* **Data supplied**
%%
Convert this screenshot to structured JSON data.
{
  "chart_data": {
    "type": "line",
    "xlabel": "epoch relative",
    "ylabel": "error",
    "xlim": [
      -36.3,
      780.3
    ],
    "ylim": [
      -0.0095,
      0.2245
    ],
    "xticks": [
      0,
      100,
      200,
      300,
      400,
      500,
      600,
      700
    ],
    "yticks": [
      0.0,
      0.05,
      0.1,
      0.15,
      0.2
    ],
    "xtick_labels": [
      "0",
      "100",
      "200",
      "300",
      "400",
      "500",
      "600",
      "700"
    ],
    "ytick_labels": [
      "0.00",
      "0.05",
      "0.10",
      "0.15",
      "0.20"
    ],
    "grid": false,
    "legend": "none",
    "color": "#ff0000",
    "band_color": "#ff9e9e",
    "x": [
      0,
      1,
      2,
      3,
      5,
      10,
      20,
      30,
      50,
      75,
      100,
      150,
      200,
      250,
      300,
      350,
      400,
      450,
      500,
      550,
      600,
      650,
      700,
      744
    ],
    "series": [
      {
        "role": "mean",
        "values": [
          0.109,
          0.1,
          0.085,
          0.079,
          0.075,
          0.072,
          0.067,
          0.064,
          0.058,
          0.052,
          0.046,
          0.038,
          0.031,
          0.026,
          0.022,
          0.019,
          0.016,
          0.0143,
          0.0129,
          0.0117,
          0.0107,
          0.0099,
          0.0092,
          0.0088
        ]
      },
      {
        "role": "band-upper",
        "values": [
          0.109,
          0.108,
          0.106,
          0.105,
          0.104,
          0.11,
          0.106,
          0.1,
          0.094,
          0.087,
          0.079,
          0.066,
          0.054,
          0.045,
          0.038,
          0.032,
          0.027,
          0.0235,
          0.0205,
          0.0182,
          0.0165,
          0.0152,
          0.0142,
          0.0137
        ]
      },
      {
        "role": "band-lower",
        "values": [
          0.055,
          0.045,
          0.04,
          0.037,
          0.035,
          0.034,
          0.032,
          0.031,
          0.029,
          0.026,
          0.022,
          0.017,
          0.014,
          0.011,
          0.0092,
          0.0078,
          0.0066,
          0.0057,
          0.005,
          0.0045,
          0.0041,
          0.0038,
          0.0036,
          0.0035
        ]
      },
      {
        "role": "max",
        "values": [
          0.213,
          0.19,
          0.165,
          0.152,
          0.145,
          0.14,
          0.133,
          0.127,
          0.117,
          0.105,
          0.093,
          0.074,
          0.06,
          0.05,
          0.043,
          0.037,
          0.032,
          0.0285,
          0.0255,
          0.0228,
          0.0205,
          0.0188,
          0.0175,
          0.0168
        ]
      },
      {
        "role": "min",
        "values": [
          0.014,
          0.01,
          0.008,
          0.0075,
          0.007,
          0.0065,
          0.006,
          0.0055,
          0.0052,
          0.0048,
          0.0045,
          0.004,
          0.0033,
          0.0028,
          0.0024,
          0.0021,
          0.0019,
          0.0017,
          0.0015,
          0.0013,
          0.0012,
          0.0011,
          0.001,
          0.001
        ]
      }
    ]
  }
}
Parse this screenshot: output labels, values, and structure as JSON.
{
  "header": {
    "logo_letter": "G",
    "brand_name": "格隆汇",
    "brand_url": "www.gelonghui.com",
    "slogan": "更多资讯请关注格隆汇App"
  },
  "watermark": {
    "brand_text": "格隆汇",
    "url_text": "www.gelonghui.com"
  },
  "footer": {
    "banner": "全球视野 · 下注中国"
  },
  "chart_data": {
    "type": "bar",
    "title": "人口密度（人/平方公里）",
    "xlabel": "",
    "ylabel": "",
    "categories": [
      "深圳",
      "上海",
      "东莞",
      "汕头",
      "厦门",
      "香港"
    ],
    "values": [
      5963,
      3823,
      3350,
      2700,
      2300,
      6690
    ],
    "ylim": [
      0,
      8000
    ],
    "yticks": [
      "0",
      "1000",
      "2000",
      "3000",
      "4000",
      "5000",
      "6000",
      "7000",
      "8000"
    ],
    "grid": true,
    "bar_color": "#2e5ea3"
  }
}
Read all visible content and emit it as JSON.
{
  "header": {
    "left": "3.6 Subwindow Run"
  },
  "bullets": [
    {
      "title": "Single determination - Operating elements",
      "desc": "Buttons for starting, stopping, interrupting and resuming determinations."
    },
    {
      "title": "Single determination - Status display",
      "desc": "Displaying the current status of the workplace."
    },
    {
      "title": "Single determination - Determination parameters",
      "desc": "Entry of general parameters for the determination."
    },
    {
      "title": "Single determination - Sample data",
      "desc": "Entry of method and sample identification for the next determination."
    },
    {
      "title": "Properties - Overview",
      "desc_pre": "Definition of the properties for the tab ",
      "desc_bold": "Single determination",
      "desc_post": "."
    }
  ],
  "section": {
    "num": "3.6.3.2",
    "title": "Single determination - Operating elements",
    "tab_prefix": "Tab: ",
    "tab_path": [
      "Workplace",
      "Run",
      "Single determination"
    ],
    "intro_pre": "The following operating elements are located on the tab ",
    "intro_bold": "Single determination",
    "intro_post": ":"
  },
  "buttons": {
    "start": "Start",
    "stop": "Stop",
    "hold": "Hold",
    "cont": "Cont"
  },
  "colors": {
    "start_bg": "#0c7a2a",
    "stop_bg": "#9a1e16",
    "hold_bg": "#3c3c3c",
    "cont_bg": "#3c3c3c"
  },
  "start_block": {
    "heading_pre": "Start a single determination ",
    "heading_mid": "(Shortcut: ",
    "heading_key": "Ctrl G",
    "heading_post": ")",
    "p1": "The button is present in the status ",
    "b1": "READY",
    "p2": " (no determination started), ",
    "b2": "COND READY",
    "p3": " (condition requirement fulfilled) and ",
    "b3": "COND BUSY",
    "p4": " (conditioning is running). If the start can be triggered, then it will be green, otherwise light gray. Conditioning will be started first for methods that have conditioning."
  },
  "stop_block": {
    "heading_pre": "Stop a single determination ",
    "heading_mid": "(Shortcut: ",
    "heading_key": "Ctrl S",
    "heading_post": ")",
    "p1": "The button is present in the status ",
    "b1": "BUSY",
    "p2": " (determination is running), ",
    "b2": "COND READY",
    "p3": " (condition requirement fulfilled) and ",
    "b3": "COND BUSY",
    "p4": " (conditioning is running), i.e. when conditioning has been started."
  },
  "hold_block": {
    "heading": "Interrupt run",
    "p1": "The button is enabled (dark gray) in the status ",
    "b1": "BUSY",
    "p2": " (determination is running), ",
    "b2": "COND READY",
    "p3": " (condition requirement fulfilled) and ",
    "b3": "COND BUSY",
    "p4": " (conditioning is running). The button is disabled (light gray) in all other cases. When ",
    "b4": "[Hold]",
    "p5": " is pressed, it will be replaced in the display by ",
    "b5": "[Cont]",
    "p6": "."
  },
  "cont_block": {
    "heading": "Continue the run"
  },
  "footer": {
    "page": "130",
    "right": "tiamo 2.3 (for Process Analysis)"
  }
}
%%
* **The request**
The whole listing above needs to be written out again exactly.

* **Exercise response**
Convert this screenshot to structured JSON data.
{
  "chart_data": {
    "type": "line",
    "xlabel": "epoch relative",
    "ylabel": "error",
    "xlim": [
      -36.3,
      780.3
    ],
    "ylim": [
      -0.0095,
      0.2245
    ],
    "xticks": [
      0,
      100,
      200,
      300,
      400,
      500,
      600,
      700
    ],
    "yticks": [
      0.0,
      0.05,
      0.1,
      0.15,
      0.2
    ],
    "xtick_labels": [
      "0",
      "100",
      "200",
      "300",
      "400",
      "500",
      "600",
      "700"
    ],
    "ytick_labels": [
      "0.00",
      "0.05",
      "0.10",
      "0.15",
      "0.20"
    ],
    "grid": false,
    "legend": "none",
    "color": "#ff0000",
    "band_color": "#ff9e9e",
    "x": [
      0,
      1,
      2,
      3,
      5,
      10,
      20,
      30,
      50,
      75,
      100,
      150,
      200,
      250,
      300,
      350,
      400,
      450,
      500,
      550,
      600,
      650,
      700,
      744
    ],
    "series": [
      {
        "role": "mean",
        "values": [
          0.109,
          0.1,
          0.085,
          0.079,
          0.075,
          0.072,
          0.067,
          0.064,
          0.058,
          0.052,
          0.046,
          0.038,
          0.031,
          0.026,
          0.022,
          0.019,
          0.016,
          0.0143,
          0.0129,
          0.0117,
          0.0107,
          0.0099,
          0.0092,
          0.0088
        ]
      },
      {
        "role": "band-upper",
        "values": [
          0.109,
          0.108,
          0.106,
          0.105,
          0.104,
          0.11,
          0.106,
          0.1,
          0.094,
          0.087,
          0.079,
          0.066,
          0.054,
          0.045,
          0.038,
          0.032,
          0.027,
          0.0235,
          0.0205,
          0.0182,
          0.0165,
          0.0152,
          0.0142,
          0.0137
        ]
      },
      {
        "role": "band-lower",
        "values": [
          0.055,
          0.045,
          0.04,
          0.037,
          0.035,
          0.034,
          0.032,
          0.031,
          0.029,
          0.026,
          0.022,
          0.017,
          0.014,
          0.011,
          0.0092,
          0.0078,
          0.0066,
          0.0057,
          0.005,
          0.0045,
          0.0041,
          0.0038,
          0.0036,
          0.0035
        ]
      },
      {
        "role": "max",
        "values": [
          0.213,
          0.19,
          0.165,
          0.152,
          0.145,
          0.14,
          0.133,
          0.127,
          0.117,
          0.105,
          0.093,
          0.074,
          0.06,
          0.05,
          0.043,
          0.037,
          0.032,
          0.0285,
          0.0255,
          0.0228,
          0.0205,
          0.0188,
          0.0175,
          0.0168
        ]
      },
      {
        "role": "min",
        "values": [
          0.014,
          0.01,
          0.008,
          0.0075,
          0.007,
          0.0065,
          0.006,
          0.0055,
          0.0052,
          0.0048,
          0.0045,
          0.004,
          0.0033,
          0.0028,
          0.0024,
          0.0021,
          0.0019,
          0.0017,
          0.0015,
          0.0013,
          0.0012,
          0.0011,
          0.001,
          0.001
        ]
      }
    ]
  }
}
Parse this screenshot: output labels, values, and structure as JSON.
{
  "header": {
    "logo_letter": "G",
    "brand_name": "格隆汇",
    "brand_url": "www.gelonghui.com",
    "slogan": "更多资讯请关注格隆汇App"
  },
  "watermark": {
    "brand_text": "格隆汇",
    "url_text": "www.gelonghui.com"
  },
  "footer": {
    "banner": "全球视野 · 下注中国"
  },
  "chart_data": {
    "type": "bar",
    "title": "人口密度（人/平方公里）",
    "xlabel": "",
    "ylabel": "",
    "categories": [
      "深圳",
      "上海",
      "东莞",
      "汕头",
      "厦门",
      "香港"
    ],
    "values": [
      5963,
      3823,
      3350,
      2700,
      2300,
      6690
    ],
    "ylim": [
      0,
      8000
    ],
    "yticks": [
      "0",
      "1000",
      "2000",
      "3000",
      "4000",
      "5000",
      "6000",
      "7000",
      "8000"
    ],
    "grid": true,
    "bar_color": "#2e5ea3"
  }
}
Read all visible content and emit it as JSON.
{
  "header": {
    "left": "3.6 Subwindow Run"
  },
  "bullets": [
    {
      "title": "Single determination - Operating elements",
      "desc": "Buttons for starting, stopping, interrupting and resuming determinations."
    },
    {
      "title": "Single determination - Status display",
      "desc": "Displaying the current status of the workplace."
    },
    {
      "title": "Single determination - Determination parameters",
      "desc": "Entry of general parameters for the determination."
    },
    {
      "title": "Single determination - Sample data",
      "desc": "Entry of method and sample identification for the next determination."
    },
    {
      "title": "Properties - Overview",
      "desc_pre": "Definition of the properties for the tab ",
      "desc_bold": "Single determination",
      "desc_post": "."
    }
  ],
  "section": {
    "num": "3.6.3.2",
    "title": "Single determination - Operating elements",
    "tab_prefix": "Tab: ",
    "tab_path": [
      "Workplace",
      "Run",
      "Single determination"
    ],
    "intro_pre": "The following operating elements are located on the tab ",
    "intro_bold": "Single determination",
    "intro_post": ":"
  },
  "buttons": {
    "start": "Start",
    "stop": "Stop",
    "hold": "Hold",
    "cont": "Cont"
  },
  "colors": {
    "start_bg": "#0c7a2a",
    "stop_bg": "#9a1e16",
    "hold_bg": "#3c3c3c",
    "cont_bg": "#3c3c3c"
  },
  "start_block": {
    "heading_pre": "Start a single determination ",
    "heading_mid": "(Shortcut: ",
    "heading_key": "Ctrl G",
    "heading_post": ")",
    "p1": "The button is present in the status ",
    "b1": "READY",
    "p2": " (no determination started), ",
    "b2": "COND READY",
    "p3": " (condition requirement fulfilled) and ",
    "b3": "COND BUSY",
    "p4": " (conditioning is running). If the start can be triggered, then it will be green, otherwise light gray. Conditioning will be started first for methods that have conditioning."
  },
  "stop_block": {
    "heading_pre": "Stop a single determination ",
    "heading_mid": "(Shortcut: ",
    "heading_key": "Ctrl S",
    "heading_post": ")",
    "p1": "The button is present in the status ",
    "b1": "BUSY",
    "p2": " (determination is running), ",
    "b2": "COND READY",
    "p3": " (condition requirement fulfilled) and ",
    "b3": "COND BUSY",
    "p4": " (conditioning is running), i.e. when conditioning has been started."
  },
  "hold_block": {
    "heading": "Interrupt run",
    "p1": "The button is enabled (dark gray) in the status ",
    "b1": "BUSY",
    "p2": " (determination is running), ",
    "b2": "COND READY",
    "p3": " (condition requirement fulfilled) and ",
    "b3": "COND BUSY",
    "p4": " (conditioning is running). The button is disabled (light gray) in all other cases. When ",
    "b4": "[Hold]",
    "p5": " is pressed, it will be replaced in the display by ",
    "b5": "[Cont]",
    "p6": "."
  },
  "cont_block": {
    "heading": "Continue the run"
  },
  "footer": {
    "page": "130",
    "right": "tiamo 2.3 (for Process Analysis)"
  }
}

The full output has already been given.